## Given data
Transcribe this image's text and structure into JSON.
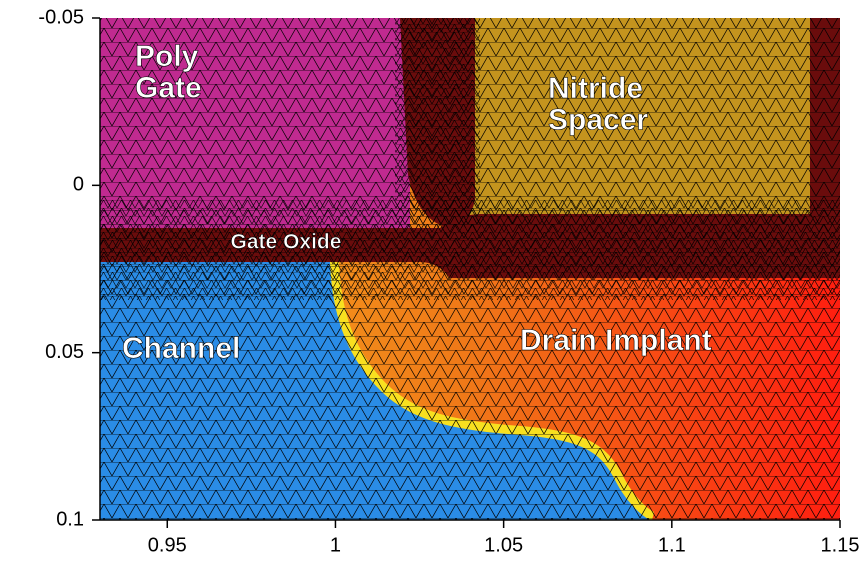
{
  "chart_data": {
    "type": "mesh",
    "xlim": [
      0.93,
      1.15
    ],
    "xticks": [
      0.95,
      1,
      1.05,
      1.1,
      1.15
    ],
    "ylim": [
      -0.05,
      0.1
    ],
    "yticks": [
      -0.05,
      0,
      0.05,
      0.1
    ],
    "y_inverted": true,
    "annotations": [
      {
        "lines": [
          "Poly",
          "Gate"
        ]
      },
      {
        "lines": [
          "Nitride",
          "Spacer"
        ]
      },
      {
        "lines": [
          "Gate Oxide"
        ]
      },
      {
        "lines": [
          "Channel"
        ]
      },
      {
        "lines": [
          "Drain Implant"
        ]
      }
    ]
  }
}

## Written request
The records above need to be given again exactly. Omit the pictures.

## Answer to this exercise
Transcribe this image's text and structure into JSON.
{
  "chart_data": {
    "type": "mesh",
    "xlim": [
      0.93,
      1.15
    ],
    "xticks": [
      0.95,
      1,
      1.05,
      1.1,
      1.15
    ],
    "ylim": [
      -0.05,
      0.1
    ],
    "yticks": [
      -0.05,
      0,
      0.05,
      0.1
    ],
    "y_inverted": true,
    "annotations": [
      {
        "lines": [
          "Poly",
          "Gate"
        ]
      },
      {
        "lines": [
          "Nitride",
          "Spacer"
        ]
      },
      {
        "lines": [
          "Gate Oxide"
        ]
      },
      {
        "lines": [
          "Channel"
        ]
      },
      {
        "lines": [
          "Drain Implant"
        ]
      }
    ]
  }
}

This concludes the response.